» **PROBLEM TO SOLVE**:
Across the entries, how many lines have the string "Shadow" in them? Reply with only a number.

■ ■ ■ ■ ■ ■ ■

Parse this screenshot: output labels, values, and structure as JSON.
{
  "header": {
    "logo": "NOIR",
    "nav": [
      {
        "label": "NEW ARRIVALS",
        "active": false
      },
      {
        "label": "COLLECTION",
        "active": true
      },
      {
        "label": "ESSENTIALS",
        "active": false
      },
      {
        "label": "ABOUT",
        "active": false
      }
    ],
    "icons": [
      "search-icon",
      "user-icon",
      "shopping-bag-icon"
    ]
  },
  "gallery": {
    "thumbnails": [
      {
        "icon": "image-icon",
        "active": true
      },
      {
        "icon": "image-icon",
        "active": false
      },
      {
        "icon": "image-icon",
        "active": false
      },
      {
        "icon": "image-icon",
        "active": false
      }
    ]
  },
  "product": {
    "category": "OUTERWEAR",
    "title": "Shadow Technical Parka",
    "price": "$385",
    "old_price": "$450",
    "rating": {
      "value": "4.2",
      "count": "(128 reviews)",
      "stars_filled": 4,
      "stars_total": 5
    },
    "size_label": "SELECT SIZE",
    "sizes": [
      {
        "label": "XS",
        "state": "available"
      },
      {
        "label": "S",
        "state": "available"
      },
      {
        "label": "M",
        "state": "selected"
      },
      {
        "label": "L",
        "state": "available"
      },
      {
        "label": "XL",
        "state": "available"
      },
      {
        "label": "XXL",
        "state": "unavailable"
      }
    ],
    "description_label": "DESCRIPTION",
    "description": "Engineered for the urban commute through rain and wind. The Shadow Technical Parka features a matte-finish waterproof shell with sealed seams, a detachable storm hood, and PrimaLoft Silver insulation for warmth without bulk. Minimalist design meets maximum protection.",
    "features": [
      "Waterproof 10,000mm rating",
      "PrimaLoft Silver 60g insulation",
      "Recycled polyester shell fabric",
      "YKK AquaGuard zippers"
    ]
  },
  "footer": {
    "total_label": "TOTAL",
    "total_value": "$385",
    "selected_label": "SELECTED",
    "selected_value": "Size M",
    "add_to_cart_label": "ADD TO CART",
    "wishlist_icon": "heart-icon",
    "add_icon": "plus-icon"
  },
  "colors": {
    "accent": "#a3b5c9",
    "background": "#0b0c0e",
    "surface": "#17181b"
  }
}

■ ■ ■ ■ ■ ■ ■

» **ANSWER FOR THIS EXERCISE**:
2